# YOUR INSTRUCTIONS
Copy each line with the word "color" in it.

(Entries from a visual dataset)
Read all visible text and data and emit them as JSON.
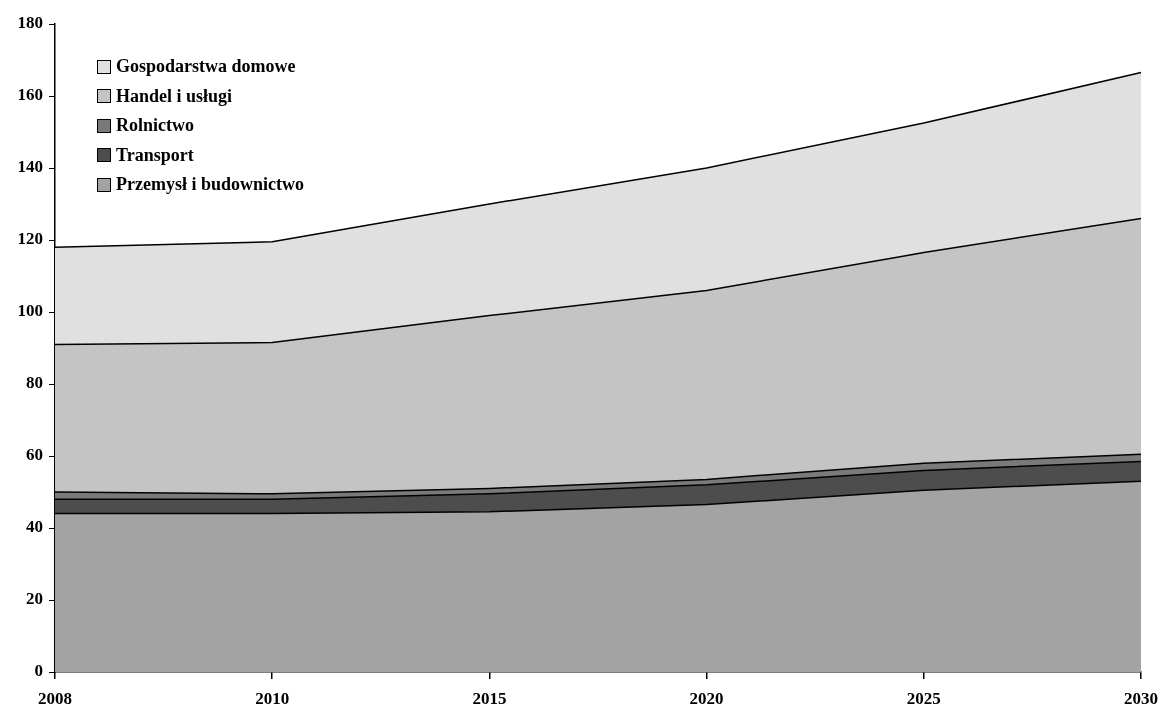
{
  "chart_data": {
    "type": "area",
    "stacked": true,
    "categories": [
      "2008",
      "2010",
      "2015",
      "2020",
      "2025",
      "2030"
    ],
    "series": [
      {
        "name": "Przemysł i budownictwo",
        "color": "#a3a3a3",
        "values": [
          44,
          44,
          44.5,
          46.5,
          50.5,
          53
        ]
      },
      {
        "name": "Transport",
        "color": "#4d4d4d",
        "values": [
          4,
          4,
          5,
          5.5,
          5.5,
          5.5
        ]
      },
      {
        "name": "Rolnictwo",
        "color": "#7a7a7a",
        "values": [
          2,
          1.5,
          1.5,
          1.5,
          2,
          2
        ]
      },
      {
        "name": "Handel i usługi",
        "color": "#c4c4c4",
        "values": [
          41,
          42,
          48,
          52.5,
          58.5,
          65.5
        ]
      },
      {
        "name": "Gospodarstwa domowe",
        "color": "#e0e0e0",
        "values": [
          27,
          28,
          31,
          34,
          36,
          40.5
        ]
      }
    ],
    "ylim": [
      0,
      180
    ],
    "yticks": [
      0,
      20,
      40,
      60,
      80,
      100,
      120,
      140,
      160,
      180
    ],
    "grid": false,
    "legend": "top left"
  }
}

# RESULT BELOW
        "color": "#a3a3a3",
        "color": "#4d4d4d",
        "color": "#7a7a7a",
        "color": "#c4c4c4",
        "color": "#e0e0e0",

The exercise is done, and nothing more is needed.